設問 1 — 課題文によると、赤松はどこに再調査を依頼したか。

**** 課題文 ****

よく晴れたある日、赤松運送のトレーラーが走行中に脱輪事故を起こす。ブレーキをかけた瞬間にバランスを崩したトレーラーのタイヤは空を飛び、歩行者を直撃、死傷者を出してしまう。整備不良を疑われた運送会社社長の赤松(長瀬智也)はトレーラーの製造元であるホープ自動車に再調査の依頼をするが、取り合ってもらえない。人殺しの汚名を背負った会社で働く自社社員とその家族のため、赤松は大企業の闇に立ち向かう。

 

「こっちは従業員とその家族の生活がかかってるんだ。俺が闘わなくて誰が闘う。」

 

池井戸潤の社会派小説を原作に持つ本作、大企業がひた隠しにする「闇」に中小企業の社長が立ち向かう物語。強大な悪に弱くも正しき者が立ち向かう爽快感たっぷりの一作、と言いたいところだが、実際は追い詰められ葛藤する会社の社員や、事故に巻き込まれた遺族の様子など、終始重々しい題材を扱う作品となっている。そんなシリアスな内容でも、社長というより、もはやアニキ感の方が強い長瀬さんの半端じゃない漢気(おとこぎ)には、「もうどこまででも付いて行きます!」と思わず叫びたくなってしまうような勇気をもらえる。一方、そんな若い社長を年の功で支え、「現実を見なさい」的に冷静に寄り添う赤松運送の宮代専務を演じた笹野高史さんの演技もこの作品には欠かせない。社長と専務の絶妙なコンビネーションが心地良い空気感を醸し出している。

 

「俺はやると言ったらやる。徹底的にな。最後まで闘う。」

 

本作の最重要キーワード「リコール」。広辞苑によると、“自動車などで、製品に欠陥がある場合、生産者が公表して、製品を回収し無料で修理すること”とある。欠陥のある製品を、そうと知らずに使い続けてしまう恐怖。消費者には被害者になる可能性だけでなく、加害者になってしまう可能性もあるという事実に戦慄する。リコールはあってはならないことであり、ましてやそれが隠されるようなことがあるなど、考えたくもない。ただ、実際に隠されてしまった事件も過去には起きてしまっており、リコール隠しは我々にとっても他人事では済まされない大きな社会問題である。

****

設問 2 — 一覧の先頭から「spectrogram-noise-blob xyxy=(65,159,74,163)」を含む行まで、その行も含めてすべてを一字一句そのまま書き写すこと。

**** 提供一覧 ****

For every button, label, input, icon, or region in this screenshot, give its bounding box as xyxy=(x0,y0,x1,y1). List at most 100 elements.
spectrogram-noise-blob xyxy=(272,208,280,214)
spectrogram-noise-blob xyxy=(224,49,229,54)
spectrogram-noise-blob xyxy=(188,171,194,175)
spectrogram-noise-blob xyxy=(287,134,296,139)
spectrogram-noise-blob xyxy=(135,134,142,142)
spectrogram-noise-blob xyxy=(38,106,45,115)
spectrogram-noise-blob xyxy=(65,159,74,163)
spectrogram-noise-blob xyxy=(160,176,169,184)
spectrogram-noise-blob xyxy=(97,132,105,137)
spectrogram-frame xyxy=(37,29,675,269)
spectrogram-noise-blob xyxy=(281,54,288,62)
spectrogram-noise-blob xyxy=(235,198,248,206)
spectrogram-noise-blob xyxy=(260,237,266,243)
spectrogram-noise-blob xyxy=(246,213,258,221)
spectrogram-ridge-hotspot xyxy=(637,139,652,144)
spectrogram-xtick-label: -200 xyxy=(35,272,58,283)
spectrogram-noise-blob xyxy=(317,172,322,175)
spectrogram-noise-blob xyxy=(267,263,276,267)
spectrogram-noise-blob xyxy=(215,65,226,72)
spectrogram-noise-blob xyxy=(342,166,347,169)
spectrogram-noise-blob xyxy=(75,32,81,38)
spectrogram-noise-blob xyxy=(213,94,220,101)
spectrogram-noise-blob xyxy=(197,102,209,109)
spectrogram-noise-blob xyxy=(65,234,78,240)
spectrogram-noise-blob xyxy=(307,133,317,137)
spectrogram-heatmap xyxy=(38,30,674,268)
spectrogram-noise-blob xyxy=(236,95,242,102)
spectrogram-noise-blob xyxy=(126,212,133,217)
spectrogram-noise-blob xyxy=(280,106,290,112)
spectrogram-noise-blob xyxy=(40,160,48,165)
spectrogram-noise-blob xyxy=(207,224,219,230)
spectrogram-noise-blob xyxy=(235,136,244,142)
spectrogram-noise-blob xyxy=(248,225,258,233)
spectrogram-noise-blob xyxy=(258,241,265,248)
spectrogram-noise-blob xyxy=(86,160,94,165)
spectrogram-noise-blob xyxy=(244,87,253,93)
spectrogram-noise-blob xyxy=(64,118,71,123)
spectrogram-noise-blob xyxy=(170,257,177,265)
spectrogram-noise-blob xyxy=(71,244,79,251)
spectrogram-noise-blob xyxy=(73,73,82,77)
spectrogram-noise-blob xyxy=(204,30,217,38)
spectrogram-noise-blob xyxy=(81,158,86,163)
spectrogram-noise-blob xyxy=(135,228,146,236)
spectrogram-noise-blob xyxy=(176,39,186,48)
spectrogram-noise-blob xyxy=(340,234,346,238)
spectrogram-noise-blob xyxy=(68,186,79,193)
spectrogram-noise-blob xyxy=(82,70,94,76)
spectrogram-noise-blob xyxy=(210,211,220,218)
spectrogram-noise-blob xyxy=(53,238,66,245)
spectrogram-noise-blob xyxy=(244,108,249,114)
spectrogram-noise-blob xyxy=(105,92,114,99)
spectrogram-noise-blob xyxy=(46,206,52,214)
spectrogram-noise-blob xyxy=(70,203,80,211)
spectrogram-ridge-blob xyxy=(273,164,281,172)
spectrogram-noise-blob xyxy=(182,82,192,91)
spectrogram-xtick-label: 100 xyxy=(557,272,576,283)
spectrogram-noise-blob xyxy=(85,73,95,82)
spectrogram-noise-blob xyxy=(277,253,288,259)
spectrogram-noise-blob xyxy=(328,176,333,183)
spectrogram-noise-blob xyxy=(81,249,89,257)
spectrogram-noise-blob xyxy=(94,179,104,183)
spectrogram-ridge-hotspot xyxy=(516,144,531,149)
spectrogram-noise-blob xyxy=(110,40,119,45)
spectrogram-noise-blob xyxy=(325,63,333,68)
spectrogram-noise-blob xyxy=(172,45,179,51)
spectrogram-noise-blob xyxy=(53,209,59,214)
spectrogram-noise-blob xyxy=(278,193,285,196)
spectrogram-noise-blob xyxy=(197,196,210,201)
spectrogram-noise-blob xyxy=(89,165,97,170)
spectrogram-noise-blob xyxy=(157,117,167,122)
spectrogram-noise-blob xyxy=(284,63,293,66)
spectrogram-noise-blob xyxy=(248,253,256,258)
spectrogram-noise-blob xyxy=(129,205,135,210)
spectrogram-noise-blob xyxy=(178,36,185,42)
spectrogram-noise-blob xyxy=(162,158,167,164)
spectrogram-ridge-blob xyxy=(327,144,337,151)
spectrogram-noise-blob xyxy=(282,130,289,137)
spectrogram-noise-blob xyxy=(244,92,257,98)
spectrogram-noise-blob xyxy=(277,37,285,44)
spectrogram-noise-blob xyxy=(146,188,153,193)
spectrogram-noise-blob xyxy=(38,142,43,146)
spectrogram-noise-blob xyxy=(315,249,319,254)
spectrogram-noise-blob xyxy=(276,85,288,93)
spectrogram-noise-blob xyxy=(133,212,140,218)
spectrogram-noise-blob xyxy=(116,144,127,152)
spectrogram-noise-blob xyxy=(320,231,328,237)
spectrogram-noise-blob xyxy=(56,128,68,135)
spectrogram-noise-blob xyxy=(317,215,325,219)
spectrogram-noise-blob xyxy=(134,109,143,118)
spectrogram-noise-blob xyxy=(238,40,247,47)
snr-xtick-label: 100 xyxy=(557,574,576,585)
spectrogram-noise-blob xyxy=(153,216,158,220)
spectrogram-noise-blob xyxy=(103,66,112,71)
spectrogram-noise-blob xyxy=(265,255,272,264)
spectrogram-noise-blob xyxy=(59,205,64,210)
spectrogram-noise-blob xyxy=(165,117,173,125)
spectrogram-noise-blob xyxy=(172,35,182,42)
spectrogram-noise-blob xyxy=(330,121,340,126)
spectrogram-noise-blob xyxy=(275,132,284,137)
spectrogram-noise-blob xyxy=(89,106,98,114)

****

解答 1 — トレーラーの製造元であるホープ自動車に依頼した。

解答 2 —
For every button, label, input, icon, or region in this screenshot, give its bounding box as xyxy=(x0,y0,x1,y1). List at most 100 elements.
spectrogram-noise-blob xyxy=(272,208,280,214)
spectrogram-noise-blob xyxy=(224,49,229,54)
spectrogram-noise-blob xyxy=(188,171,194,175)
spectrogram-noise-blob xyxy=(287,134,296,139)
spectrogram-noise-blob xyxy=(135,134,142,142)
spectrogram-noise-blob xyxy=(38,106,45,115)
spectrogram-noise-blob xyxy=(65,159,74,163)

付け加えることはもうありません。